-- START Records supplied --
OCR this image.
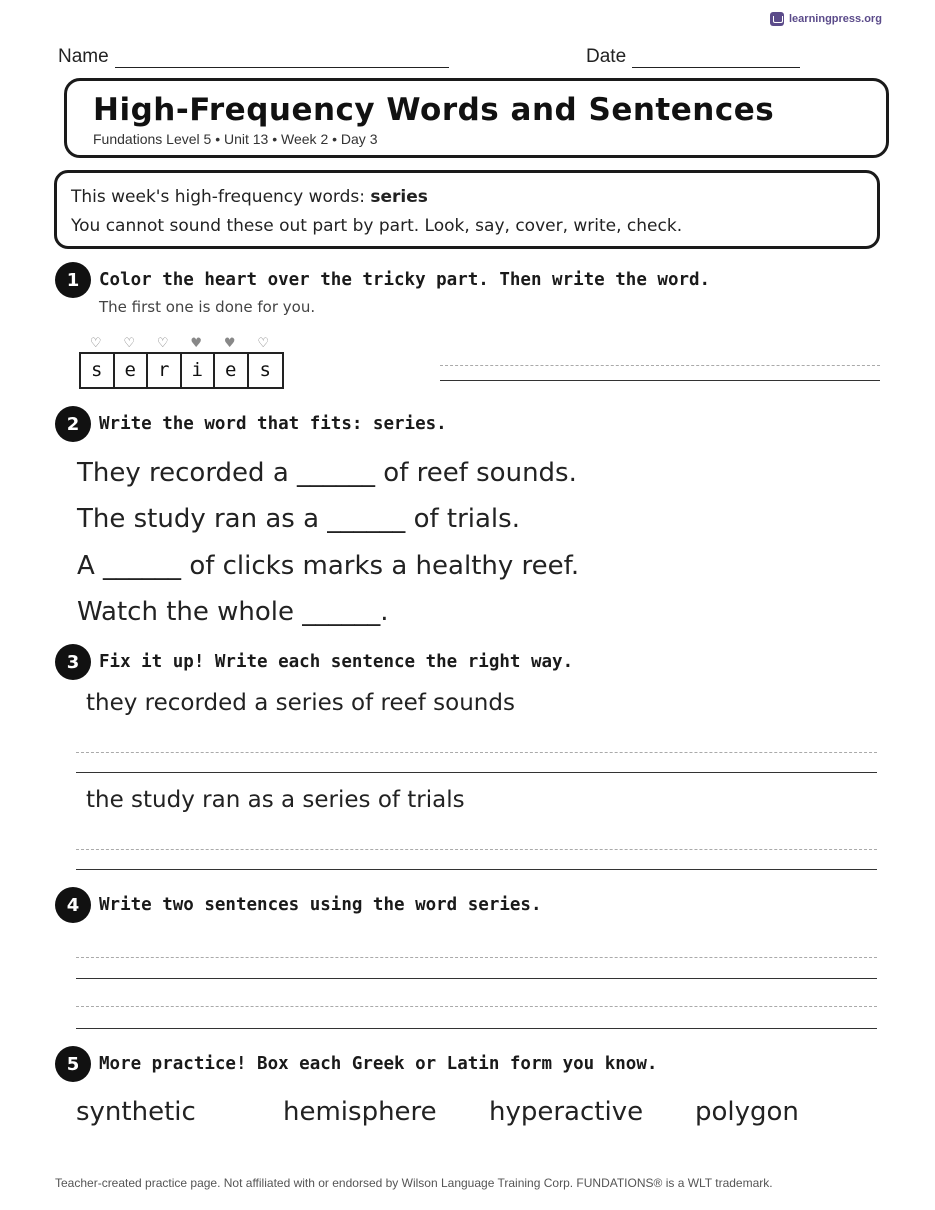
learningpress.org
Name	Date
High-Frequency Words and Sentences
Fundations Level 5 • Unit 13 • Week 2 • Day 3
This week's high-frequency words: series
You cannot sound these out part by part. Look, say, cover, write, check.
1	Color the heart over the tricky part. Then write the word.
The first one is done for you.
♡	♡	♡	♥	♥	♡
s	e	r	i	e	s
2	Write the word that fits: series.
They recorded a ______ of reef sounds.
The study ran as a ______ of trials.
A ______ of clicks marks a healthy reef.
Watch the whole ______.
3	Fix it up! Write each sentence the right way.
they recorded a series of reef sounds
the study ran as a series of trials
4	Write two sentences using the word series.
5	More practice! Box each Greek or Latin form you know.
synthetic	hemisphere hyperactive polygon
Teacher-created practice page. Not affiliated with or endorsed by Wilson Language Training Corp. FUNDATIONS® is a WLT trademark.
-- END Records supplied --
Using the records above, gather all lines where the string "recorded" is present.

▸ Task response
They recorded a ______ of reef sounds.
they recorded a series of reef sounds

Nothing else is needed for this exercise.